# Set exercise
Using the data below, gather each line that includes the word "sometimes".

# Information supplied
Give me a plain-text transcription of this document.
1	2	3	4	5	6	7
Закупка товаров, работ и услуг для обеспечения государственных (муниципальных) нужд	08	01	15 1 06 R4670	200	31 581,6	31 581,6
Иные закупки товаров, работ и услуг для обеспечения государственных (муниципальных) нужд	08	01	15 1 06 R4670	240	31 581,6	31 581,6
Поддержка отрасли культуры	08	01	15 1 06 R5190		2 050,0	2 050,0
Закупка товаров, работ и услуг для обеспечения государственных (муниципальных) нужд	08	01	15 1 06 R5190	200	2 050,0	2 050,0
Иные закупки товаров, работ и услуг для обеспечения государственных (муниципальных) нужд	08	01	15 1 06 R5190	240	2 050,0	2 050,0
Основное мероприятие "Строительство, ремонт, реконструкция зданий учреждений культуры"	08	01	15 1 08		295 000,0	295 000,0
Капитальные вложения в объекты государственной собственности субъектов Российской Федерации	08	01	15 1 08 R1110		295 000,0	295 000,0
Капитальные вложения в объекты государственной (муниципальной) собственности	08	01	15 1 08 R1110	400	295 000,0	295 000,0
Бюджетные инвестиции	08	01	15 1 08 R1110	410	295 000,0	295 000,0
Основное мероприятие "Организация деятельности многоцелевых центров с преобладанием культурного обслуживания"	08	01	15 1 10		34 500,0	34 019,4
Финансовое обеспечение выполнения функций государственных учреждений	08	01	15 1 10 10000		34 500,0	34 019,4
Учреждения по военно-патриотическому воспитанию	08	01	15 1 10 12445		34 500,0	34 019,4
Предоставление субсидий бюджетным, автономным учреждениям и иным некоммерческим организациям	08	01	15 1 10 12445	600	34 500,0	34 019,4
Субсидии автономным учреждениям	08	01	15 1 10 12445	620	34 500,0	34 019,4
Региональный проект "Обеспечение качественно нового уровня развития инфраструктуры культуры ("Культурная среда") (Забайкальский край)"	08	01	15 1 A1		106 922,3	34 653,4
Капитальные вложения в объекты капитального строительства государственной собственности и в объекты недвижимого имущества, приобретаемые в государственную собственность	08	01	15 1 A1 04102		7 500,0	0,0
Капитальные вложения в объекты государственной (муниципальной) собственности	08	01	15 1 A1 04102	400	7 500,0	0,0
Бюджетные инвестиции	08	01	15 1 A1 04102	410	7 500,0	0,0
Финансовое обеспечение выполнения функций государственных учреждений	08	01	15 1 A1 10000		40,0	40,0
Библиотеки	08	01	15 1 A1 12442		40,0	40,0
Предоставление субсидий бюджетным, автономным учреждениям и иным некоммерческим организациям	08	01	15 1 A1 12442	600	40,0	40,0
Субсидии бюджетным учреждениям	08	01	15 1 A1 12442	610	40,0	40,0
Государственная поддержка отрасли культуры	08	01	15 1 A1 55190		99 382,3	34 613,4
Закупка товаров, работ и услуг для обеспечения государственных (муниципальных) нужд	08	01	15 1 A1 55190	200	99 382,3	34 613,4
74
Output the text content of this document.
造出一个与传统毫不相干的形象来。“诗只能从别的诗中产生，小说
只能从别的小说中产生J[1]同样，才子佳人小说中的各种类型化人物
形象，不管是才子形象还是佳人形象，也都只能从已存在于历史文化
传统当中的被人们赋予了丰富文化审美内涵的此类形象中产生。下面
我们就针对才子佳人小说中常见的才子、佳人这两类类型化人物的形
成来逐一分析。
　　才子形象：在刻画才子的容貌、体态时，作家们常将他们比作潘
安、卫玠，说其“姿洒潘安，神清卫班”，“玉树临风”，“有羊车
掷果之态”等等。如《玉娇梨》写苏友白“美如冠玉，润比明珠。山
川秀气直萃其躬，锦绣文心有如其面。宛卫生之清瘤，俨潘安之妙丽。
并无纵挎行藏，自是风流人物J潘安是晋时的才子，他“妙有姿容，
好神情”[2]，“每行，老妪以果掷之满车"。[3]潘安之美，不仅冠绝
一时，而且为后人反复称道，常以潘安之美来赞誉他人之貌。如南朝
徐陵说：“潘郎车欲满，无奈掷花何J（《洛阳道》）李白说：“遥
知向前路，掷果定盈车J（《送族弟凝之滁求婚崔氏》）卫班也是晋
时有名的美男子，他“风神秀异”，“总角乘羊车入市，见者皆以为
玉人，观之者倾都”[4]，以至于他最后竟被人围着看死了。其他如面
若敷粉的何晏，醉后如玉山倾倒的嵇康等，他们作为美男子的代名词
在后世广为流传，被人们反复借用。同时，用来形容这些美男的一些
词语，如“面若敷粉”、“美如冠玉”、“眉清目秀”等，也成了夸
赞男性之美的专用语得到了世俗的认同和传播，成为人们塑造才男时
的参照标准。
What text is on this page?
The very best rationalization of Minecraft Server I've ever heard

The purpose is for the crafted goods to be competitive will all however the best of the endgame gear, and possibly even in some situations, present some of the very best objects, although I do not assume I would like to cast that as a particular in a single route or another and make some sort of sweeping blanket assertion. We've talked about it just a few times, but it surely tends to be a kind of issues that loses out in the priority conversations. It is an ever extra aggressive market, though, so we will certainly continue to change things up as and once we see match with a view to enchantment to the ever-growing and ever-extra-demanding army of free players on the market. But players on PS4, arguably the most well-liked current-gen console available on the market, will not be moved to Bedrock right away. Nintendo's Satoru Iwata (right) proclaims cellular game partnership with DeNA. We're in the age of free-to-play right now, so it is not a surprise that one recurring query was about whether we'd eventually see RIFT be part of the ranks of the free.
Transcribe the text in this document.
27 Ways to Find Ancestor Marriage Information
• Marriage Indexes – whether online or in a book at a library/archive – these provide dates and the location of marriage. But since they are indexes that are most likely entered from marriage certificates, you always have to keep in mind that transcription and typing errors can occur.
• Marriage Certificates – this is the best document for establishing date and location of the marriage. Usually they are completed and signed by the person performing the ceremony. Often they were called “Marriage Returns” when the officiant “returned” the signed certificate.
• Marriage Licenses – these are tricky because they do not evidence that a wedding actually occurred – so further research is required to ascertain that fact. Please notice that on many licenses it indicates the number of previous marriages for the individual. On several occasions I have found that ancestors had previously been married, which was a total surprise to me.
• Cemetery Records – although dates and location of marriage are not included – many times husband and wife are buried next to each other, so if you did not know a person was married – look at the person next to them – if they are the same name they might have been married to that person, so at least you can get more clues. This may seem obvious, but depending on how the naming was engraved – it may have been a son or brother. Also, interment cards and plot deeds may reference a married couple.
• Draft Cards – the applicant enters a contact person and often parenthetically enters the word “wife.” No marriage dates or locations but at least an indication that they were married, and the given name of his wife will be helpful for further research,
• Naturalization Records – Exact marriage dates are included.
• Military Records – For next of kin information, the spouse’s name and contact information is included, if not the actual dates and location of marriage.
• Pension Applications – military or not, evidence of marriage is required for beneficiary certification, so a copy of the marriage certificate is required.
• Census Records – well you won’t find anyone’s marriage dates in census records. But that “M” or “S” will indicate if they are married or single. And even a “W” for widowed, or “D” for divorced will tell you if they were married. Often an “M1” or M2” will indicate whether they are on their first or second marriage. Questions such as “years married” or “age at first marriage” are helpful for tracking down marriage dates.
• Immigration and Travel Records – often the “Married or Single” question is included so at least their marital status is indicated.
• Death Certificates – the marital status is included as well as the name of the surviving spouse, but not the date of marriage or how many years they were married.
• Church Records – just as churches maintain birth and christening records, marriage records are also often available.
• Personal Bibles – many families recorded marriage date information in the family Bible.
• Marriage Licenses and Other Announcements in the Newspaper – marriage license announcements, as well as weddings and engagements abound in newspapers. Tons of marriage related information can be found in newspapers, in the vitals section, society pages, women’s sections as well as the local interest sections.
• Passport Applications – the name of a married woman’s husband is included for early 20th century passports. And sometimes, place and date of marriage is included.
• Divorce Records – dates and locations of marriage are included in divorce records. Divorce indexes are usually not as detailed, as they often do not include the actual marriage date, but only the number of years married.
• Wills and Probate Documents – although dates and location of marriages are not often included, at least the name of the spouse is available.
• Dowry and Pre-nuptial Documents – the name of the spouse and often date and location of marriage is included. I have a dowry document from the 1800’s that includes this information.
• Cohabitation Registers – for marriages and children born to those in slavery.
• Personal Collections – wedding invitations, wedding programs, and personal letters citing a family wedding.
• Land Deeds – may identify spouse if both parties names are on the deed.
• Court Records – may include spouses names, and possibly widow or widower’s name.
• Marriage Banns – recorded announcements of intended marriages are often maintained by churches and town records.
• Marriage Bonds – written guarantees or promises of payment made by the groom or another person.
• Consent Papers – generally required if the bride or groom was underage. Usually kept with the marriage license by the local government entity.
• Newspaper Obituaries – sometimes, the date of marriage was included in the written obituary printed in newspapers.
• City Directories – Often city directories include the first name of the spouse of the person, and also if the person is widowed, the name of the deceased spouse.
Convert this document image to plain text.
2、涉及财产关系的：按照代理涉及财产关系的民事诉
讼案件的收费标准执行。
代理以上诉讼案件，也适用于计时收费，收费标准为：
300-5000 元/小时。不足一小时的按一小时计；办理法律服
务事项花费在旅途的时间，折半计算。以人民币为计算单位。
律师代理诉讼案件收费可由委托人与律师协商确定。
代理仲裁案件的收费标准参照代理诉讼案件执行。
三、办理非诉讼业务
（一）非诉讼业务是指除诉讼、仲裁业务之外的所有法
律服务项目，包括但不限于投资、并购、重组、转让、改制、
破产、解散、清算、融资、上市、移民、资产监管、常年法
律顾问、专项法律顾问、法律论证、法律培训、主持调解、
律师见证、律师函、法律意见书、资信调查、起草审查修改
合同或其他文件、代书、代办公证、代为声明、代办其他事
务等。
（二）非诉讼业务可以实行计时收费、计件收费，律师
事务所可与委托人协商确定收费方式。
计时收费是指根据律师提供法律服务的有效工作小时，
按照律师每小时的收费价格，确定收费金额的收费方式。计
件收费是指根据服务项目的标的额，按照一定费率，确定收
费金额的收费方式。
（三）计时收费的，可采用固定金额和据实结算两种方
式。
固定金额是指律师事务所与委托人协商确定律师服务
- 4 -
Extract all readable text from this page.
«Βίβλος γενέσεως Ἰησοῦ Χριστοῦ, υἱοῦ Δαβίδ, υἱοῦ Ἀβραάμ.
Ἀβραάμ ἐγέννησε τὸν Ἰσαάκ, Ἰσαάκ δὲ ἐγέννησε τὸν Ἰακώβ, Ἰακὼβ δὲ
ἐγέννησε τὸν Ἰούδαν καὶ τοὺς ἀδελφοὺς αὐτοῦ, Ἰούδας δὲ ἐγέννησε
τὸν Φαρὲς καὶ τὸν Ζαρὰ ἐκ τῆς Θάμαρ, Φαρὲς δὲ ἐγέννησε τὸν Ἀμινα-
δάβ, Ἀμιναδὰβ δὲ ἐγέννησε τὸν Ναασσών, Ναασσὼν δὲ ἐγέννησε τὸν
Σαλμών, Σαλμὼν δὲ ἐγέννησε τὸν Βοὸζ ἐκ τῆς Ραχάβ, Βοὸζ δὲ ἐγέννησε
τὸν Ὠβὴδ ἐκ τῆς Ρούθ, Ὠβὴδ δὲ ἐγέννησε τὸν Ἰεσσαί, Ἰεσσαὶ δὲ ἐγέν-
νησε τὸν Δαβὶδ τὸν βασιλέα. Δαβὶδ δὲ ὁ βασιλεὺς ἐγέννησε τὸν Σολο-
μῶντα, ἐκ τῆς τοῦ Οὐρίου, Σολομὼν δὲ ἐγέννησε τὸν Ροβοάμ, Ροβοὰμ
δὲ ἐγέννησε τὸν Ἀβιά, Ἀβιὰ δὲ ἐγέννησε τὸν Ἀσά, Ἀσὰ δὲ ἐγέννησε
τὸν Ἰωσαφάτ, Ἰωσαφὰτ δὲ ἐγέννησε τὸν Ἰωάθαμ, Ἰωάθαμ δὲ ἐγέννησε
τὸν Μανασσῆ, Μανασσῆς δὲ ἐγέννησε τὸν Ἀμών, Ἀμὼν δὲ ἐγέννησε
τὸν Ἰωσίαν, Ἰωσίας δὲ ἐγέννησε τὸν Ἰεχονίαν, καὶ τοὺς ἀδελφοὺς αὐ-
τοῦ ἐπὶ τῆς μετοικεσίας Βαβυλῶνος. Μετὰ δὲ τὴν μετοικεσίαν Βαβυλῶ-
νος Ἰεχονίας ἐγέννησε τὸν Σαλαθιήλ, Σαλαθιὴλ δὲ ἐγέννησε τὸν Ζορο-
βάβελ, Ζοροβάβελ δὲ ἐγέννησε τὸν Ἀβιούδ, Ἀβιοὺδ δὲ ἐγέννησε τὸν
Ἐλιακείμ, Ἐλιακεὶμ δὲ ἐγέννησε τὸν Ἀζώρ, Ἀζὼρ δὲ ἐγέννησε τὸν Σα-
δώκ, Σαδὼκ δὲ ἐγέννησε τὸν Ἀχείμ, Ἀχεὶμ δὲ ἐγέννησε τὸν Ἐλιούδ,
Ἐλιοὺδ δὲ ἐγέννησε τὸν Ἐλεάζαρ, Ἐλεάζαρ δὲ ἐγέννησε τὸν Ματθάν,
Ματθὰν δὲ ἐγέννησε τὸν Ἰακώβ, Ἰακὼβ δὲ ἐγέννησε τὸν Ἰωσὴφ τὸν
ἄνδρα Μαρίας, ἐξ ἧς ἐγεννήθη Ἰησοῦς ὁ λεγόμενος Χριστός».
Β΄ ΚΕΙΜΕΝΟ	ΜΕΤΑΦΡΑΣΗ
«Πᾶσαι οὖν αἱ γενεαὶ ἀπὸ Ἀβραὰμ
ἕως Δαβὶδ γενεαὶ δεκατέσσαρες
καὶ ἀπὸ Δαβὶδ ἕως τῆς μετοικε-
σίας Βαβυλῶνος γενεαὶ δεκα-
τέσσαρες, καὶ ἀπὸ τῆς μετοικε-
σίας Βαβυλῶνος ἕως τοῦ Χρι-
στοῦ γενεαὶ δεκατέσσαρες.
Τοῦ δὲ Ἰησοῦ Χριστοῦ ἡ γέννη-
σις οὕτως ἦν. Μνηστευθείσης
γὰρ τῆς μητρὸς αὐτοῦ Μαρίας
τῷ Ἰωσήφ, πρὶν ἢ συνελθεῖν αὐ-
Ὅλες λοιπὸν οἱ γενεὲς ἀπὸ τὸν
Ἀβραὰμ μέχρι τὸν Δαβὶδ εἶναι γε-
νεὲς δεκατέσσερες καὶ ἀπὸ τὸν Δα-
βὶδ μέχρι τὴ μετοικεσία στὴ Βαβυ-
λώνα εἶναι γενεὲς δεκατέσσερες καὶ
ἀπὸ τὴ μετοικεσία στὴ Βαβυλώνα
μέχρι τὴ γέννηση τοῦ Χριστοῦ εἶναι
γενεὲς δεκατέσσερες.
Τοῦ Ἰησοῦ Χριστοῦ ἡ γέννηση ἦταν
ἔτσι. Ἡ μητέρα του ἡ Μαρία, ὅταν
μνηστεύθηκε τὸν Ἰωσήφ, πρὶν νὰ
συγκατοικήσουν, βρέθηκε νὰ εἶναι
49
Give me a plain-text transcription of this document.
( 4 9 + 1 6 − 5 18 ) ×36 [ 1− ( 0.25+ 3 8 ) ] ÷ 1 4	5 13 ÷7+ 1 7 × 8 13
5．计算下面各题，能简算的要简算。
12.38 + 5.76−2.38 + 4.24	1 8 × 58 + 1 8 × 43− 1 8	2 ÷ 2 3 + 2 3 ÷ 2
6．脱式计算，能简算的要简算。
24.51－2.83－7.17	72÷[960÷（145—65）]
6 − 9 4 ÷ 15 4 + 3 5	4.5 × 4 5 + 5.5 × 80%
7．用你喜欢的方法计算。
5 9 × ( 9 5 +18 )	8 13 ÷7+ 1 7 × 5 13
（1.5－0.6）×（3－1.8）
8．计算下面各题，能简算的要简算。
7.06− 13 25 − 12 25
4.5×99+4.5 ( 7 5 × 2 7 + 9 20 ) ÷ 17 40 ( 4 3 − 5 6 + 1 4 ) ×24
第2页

# Written answer
• Passport Applications – the name of a married woman’s husband is included for early 20th century passports. And sometimes, place and date of marriage is included.
• Newspaper Obituaries – sometimes, the date of marriage was included in the written obituary printed in newspapers.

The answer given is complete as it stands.